Each line that follows is to be retyped exactly.

Dataset entries
════════════════════
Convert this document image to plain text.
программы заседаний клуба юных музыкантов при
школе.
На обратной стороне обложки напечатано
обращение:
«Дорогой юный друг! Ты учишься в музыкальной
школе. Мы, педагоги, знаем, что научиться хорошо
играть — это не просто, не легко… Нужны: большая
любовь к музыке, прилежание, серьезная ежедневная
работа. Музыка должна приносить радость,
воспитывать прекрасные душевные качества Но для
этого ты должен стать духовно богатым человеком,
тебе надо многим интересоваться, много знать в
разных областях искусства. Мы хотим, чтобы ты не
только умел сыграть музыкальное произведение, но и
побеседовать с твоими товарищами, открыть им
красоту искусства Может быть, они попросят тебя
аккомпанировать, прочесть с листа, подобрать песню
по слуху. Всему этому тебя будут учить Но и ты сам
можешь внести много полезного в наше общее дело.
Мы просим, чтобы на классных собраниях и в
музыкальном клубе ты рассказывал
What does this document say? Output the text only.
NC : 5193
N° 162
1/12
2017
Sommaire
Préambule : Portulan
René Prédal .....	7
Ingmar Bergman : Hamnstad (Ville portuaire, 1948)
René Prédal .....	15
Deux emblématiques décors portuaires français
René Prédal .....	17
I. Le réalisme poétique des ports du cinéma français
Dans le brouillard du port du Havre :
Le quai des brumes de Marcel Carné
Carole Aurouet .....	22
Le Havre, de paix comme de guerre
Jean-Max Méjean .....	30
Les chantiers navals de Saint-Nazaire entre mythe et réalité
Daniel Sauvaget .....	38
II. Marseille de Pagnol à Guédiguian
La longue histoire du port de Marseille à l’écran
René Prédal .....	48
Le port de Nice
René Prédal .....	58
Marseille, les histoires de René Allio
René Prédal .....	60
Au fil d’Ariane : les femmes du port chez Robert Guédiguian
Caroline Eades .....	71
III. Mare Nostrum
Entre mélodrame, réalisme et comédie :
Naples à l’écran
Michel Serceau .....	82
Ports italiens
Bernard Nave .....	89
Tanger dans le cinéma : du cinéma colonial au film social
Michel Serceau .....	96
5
════════════════════
### Full solution
Convert this document image to plain text.
программы заседаний клуба юных музыкантов при
школе.
На обратной стороне обложки напечатано
обращение:
«Дорогой юный друг! Ты учишься в музыкальной
школе. Мы, педагоги, знаем, что научиться хорошо
играть — это не просто, не легко… Нужны: большая
любовь к музыке, прилежание, серьезная ежедневная
работа. Музыка должна приносить радость,
воспитывать прекрасные душевные качества Но для
этого ты должен стать духовно богатым человеком,
тебе надо многим интересоваться, много знать в
разных областях искусства. Мы хотим, чтобы ты не
только умел сыграть музыкальное произведение, но и
побеседовать с твоими товарищами, открыть им
красоту искусства Может быть, они попросят тебя
аккомпанировать, прочесть с листа, подобрать песню
по слуху. Всему этому тебя будут учить Но и ты сам
можешь внести много полезного в наше общее дело.
Мы просим, чтобы на классных собраниях и в
музыкальном клубе ты рассказывал
What does this document say? Output the text only.
NC : 5193
N° 162
1/12
2017
Sommaire
Préambule : Portulan
René Prédal .....	7
Ingmar Bergman : Hamnstad (Ville portuaire, 1948)
René Prédal .....	15
Deux emblématiques décors portuaires français
René Prédal .....	17
I. Le réalisme poétique des ports du cinéma français
Dans le brouillard du port du Havre :
Le quai des brumes de Marcel Carné
Carole Aurouet .....	22
Le Havre, de paix comme de guerre
Jean-Max Méjean .....	30
Les chantiers navals de Saint-Nazaire entre mythe et réalité
Daniel Sauvaget .....	38
II. Marseille de Pagnol à Guédiguian
La longue histoire du port de Marseille à l’écran
René Prédal .....	48
Le port de Nice
René Prédal .....	58
Marseille, les histoires de René Allio
René Prédal .....	60
Au fil d’Ariane : les femmes du port chez Robert Guédiguian
Caroline Eades .....	71
III. Mare Nostrum
Entre mélodrame, réalisme et comédie :
Naples à l’écran
Michel Serceau .....	82
Ports italiens
Bernard Nave .....	89
Tanger dans le cinéma : du cinéma colonial au film social
Michel Serceau .....	96
5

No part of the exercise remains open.